### Request
Skip the images and copy each record exactly as written.

### Data supplied
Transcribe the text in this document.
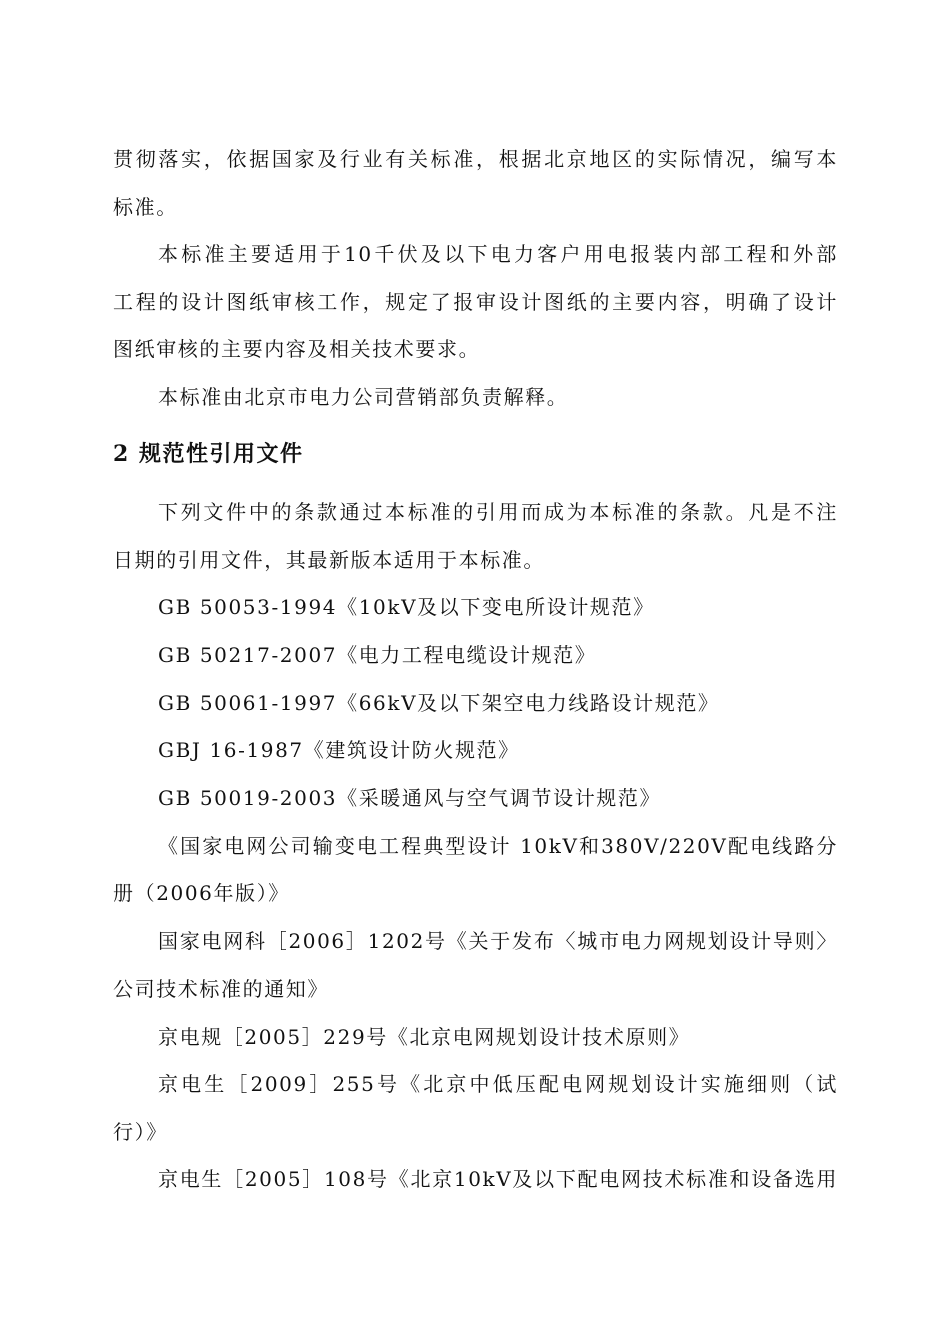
贯彻落实，依据国家及行业有关标准，根据北京地区的实际情况，编写本
标准。
本标准主要适用于10千伏及以下电力客户用电报装内部工程和外部
工程的设计图纸审核工作，规定了报审设计图纸的主要内容，明确了设计
图纸审核的主要内容及相关技术要求。
本标准由北京市电力公司营销部负责解释。
2 规范性引用文件
下列文件中的条款通过本标准的引用而成为本标准的条款。凡是不注
日期的引用文件，其最新版本适用于本标准。
GB 50053-1994《10kV及以下变电所设计规范》
GB 50217-2007《电力工程电缆设计规范》
GB 50061-1997《66kV及以下架空电力线路设计规范》
GBJ 16-1987《建筑设计防火规范》
GB 50019-2003《采暖通风与空气调节设计规范》
《国家电网公司输变电工程典型设计 10kV和380V/220V配电线路分
册（2006年版）》
国家电网科［2006］1202号《关于发布〈城市电力网规划设计导则〉
公司技术标准的通知》
京电规［2005］229号《北京电网规划设计技术原则》
京电生［2009］255号《北京中低压配电网规划设计实施细则（试
行）》
京电生［2005］108号《北京10kV及以下配电网技术标准和设备选用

### Response to this task
Transcribe the text in this document.
贯彻落实，依据国家及行业有关标准，根据北京地区的实际情况，编写本
标准。
本标准主要适用于10千伏及以下电力客户用电报装内部工程和外部
工程的设计图纸审核工作，规定了报审设计图纸的主要内容，明确了设计
图纸审核的主要内容及相关技术要求。
本标准由北京市电力公司营销部负责解释。
2 规范性引用文件
下列文件中的条款通过本标准的引用而成为本标准的条款。凡是不注
日期的引用文件，其最新版本适用于本标准。
GB 50053-1994《10kV及以下变电所设计规范》
GB 50217-2007《电力工程电缆设计规范》
GB 50061-1997《66kV及以下架空电力线路设计规范》
GBJ 16-1987《建筑设计防火规范》
GB 50019-2003《采暖通风与空气调节设计规范》
《国家电网公司输变电工程典型设计 10kV和380V/220V配电线路分
册（2006年版）》
国家电网科［2006］1202号《关于发布〈城市电力网规划设计导则〉
公司技术标准的通知》
京电规［2005］229号《北京电网规划设计技术原则》
京电生［2009］255号《北京中低压配电网规划设计实施细则（试
行）》
京电生［2005］108号《北京10kV及以下配电网技术标准和设备选用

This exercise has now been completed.